Prompt>
Swap "midi-note" for "note-event" in the data from the line with "most 100 elements." to the line with "midi-note (515, 266, 523, 268)", keeping everything else unchanged. Return only those lines, and leave the picture out.

Material for this exercise>

☆ ☆ ☆ ☆ ☆ ☆ ☆

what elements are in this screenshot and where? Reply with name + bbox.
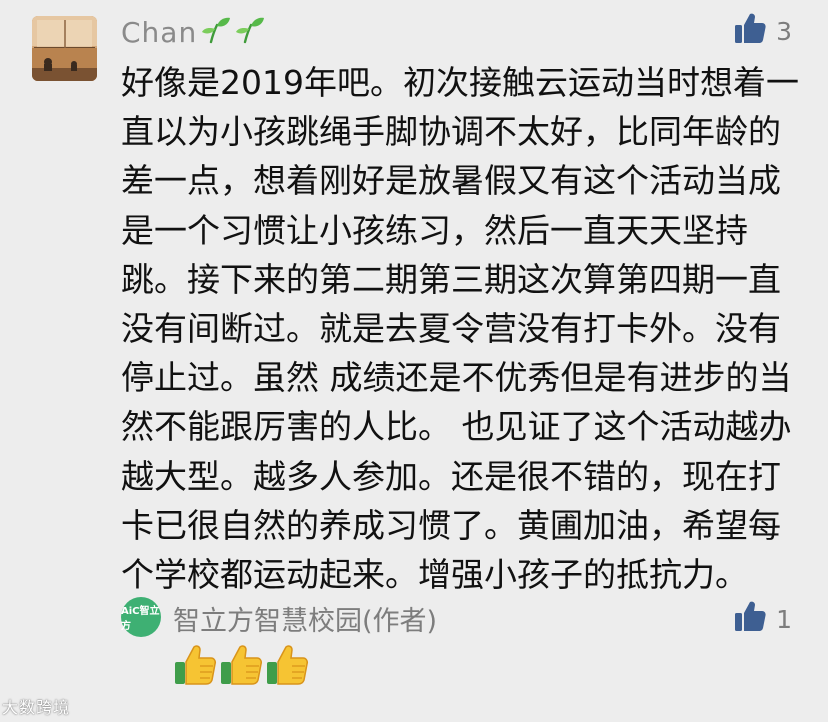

☆ ☆ ☆ ☆ ☆ ☆ ☆

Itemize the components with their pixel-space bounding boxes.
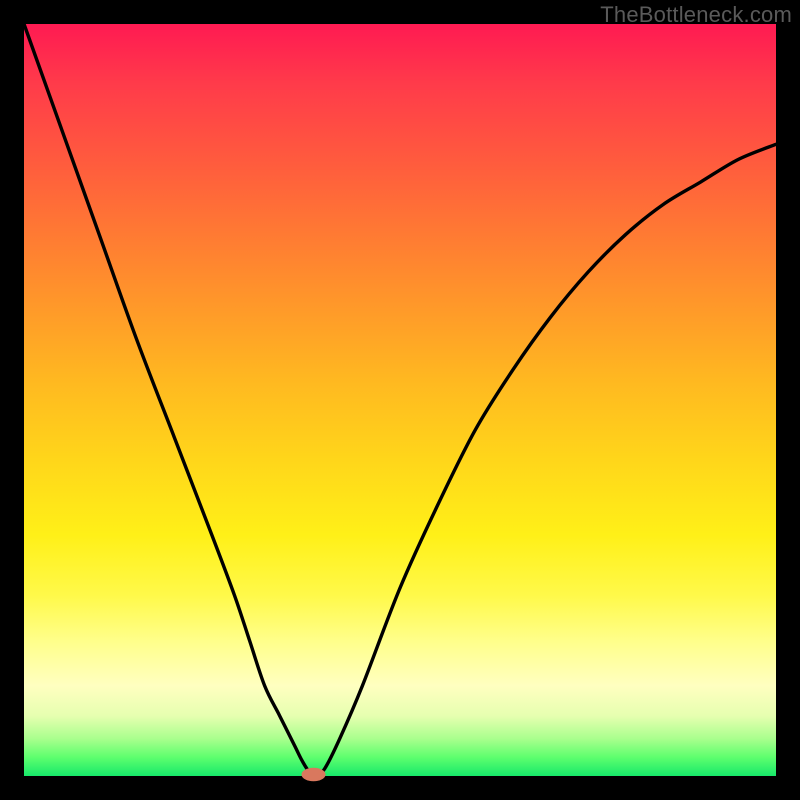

☆ ☆ ☆ ☆ ☆ ☆ ☆

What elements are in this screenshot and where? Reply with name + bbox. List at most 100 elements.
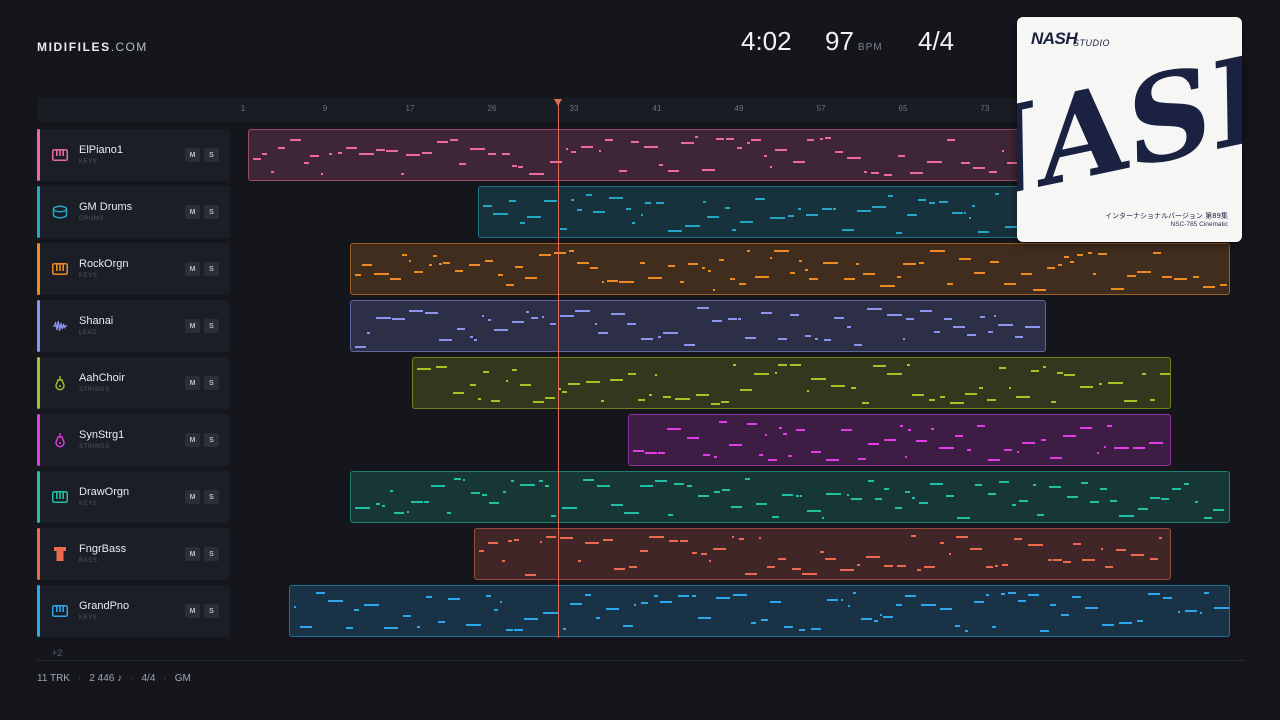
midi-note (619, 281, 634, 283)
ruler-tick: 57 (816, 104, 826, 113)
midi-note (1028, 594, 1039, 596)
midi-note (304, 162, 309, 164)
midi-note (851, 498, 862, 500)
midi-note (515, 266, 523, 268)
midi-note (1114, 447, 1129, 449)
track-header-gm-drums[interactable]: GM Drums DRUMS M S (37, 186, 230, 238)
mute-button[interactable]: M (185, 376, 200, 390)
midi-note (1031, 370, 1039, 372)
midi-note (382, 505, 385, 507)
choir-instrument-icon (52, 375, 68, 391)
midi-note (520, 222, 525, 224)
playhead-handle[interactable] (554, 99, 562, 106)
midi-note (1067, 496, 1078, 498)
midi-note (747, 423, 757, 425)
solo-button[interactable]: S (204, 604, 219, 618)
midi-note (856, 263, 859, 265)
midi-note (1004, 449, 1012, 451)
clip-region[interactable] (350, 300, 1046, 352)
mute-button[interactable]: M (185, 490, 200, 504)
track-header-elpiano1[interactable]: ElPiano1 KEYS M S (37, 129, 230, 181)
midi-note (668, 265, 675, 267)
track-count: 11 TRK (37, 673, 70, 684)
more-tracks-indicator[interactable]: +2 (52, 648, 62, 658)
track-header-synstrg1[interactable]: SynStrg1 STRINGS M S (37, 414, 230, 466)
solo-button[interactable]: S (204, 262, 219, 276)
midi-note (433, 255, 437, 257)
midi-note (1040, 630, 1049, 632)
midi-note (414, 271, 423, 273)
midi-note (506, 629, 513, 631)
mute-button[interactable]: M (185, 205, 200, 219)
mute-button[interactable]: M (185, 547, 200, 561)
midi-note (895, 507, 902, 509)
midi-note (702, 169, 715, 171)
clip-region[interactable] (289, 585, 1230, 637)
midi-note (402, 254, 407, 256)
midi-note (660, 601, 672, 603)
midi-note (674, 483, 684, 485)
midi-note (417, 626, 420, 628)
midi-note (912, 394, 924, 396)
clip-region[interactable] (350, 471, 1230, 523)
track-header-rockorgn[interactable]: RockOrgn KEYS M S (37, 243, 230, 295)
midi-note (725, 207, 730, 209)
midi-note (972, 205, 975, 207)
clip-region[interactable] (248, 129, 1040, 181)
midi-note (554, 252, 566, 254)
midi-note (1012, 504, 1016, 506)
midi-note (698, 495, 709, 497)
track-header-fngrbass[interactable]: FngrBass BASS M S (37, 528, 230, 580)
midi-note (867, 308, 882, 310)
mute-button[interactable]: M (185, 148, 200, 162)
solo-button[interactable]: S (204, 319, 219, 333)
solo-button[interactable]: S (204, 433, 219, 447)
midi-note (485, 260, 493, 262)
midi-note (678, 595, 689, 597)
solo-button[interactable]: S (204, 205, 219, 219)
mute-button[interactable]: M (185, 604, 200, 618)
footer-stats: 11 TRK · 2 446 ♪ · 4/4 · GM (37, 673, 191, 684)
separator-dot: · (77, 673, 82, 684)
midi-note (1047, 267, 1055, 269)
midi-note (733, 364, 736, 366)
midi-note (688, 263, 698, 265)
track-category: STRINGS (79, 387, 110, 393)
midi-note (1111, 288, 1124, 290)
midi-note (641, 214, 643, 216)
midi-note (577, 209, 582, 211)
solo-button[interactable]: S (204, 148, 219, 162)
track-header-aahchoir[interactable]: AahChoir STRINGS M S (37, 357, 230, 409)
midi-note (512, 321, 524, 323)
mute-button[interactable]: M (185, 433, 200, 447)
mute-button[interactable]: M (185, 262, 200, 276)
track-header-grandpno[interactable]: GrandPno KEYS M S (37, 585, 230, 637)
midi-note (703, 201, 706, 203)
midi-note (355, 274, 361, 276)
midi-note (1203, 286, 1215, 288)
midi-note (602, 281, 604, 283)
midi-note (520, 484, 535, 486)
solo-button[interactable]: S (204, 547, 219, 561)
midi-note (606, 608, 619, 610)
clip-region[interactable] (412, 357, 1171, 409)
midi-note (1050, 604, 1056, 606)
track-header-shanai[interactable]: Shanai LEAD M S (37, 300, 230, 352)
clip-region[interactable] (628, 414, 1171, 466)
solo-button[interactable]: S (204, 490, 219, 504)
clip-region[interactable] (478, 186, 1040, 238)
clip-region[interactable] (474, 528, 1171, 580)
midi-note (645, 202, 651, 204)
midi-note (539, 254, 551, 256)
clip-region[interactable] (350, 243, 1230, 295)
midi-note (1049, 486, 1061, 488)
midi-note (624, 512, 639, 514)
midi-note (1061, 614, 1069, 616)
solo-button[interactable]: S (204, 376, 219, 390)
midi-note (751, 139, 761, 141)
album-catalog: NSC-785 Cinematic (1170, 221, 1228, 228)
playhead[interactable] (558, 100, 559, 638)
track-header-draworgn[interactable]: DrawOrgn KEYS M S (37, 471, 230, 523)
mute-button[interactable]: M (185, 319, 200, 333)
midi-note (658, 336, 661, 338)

☆ ☆ ☆ ☆ ☆ ☆ ☆

Exercise solution>
What elements are in this screenshot and where? Reply with name + bbox. List at most 100 elements.
note-event (619, 281, 634, 283)
ruler-tick: 57 (816, 104, 826, 113)
note-event (1028, 594, 1039, 596)
note-event (304, 162, 309, 164)
note-event (851, 498, 862, 500)
note-event (515, 266, 523, 268)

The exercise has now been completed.